RECORD SET:
----------
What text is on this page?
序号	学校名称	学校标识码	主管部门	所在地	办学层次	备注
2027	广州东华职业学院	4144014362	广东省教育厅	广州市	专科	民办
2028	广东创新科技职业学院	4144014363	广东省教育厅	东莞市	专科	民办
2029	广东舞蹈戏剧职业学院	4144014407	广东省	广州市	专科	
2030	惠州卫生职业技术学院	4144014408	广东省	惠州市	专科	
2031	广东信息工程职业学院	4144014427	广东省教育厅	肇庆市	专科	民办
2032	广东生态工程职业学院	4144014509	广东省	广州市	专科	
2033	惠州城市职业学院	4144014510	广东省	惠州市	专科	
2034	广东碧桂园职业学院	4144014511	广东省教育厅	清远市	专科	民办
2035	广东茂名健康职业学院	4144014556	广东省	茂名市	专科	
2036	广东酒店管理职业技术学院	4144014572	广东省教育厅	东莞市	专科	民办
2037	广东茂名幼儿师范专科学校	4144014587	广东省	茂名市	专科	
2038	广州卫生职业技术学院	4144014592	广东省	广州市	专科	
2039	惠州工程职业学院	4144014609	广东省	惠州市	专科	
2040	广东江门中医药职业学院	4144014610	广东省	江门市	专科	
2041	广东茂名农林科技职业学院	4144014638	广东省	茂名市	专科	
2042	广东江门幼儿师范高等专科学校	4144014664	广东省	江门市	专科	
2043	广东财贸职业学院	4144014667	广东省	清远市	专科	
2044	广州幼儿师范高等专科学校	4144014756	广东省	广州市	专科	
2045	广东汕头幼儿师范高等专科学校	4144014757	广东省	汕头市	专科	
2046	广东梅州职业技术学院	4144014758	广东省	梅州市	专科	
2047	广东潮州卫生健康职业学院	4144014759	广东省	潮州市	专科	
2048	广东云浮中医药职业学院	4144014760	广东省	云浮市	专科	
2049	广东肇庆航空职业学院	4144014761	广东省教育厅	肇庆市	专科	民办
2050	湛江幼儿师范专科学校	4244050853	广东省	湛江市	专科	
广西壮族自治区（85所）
----------
WHAT IS ASKED:
Transcribe the data. Leave every line exactly as it is.

RESPONSE TO THIS EXERCISE:
What text is on this page?
序号	学校名称	学校标识码	主管部门	所在地	办学层次	备注
2027	广州东华职业学院	4144014362	广东省教育厅	广州市	专科	民办
2028	广东创新科技职业学院	4144014363	广东省教育厅	东莞市	专科	民办
2029	广东舞蹈戏剧职业学院	4144014407	广东省	广州市	专科	
2030	惠州卫生职业技术学院	4144014408	广东省	惠州市	专科	
2031	广东信息工程职业学院	4144014427	广东省教育厅	肇庆市	专科	民办
2032	广东生态工程职业学院	4144014509	广东省	广州市	专科	
2033	惠州城市职业学院	4144014510	广东省	惠州市	专科	
2034	广东碧桂园职业学院	4144014511	广东省教育厅	清远市	专科	民办
2035	广东茂名健康职业学院	4144014556	广东省	茂名市	专科	
2036	广东酒店管理职业技术学院	4144014572	广东省教育厅	东莞市	专科	民办
2037	广东茂名幼儿师范专科学校	4144014587	广东省	茂名市	专科	
2038	广州卫生职业技术学院	4144014592	广东省	广州市	专科	
2039	惠州工程职业学院	4144014609	广东省	惠州市	专科	
2040	广东江门中医药职业学院	4144014610	广东省	江门市	专科	
2041	广东茂名农林科技职业学院	4144014638	广东省	茂名市	专科	
2042	广东江门幼儿师范高等专科学校	4144014664	广东省	江门市	专科	
2043	广东财贸职业学院	4144014667	广东省	清远市	专科	
2044	广州幼儿师范高等专科学校	4144014756	广东省	广州市	专科	
2045	广东汕头幼儿师范高等专科学校	4144014757	广东省	汕头市	专科	
2046	广东梅州职业技术学院	4144014758	广东省	梅州市	专科	
2047	广东潮州卫生健康职业学院	4144014759	广东省	潮州市	专科	
2048	广东云浮中医药职业学院	4144014760	广东省	云浮市	专科	
2049	广东肇庆航空职业学院	4144014761	广东省教育厅	肇庆市	专科	民办
2050	湛江幼儿师范专科学校	4244050853	广东省	湛江市	专科	
广西壮族自治区（85所）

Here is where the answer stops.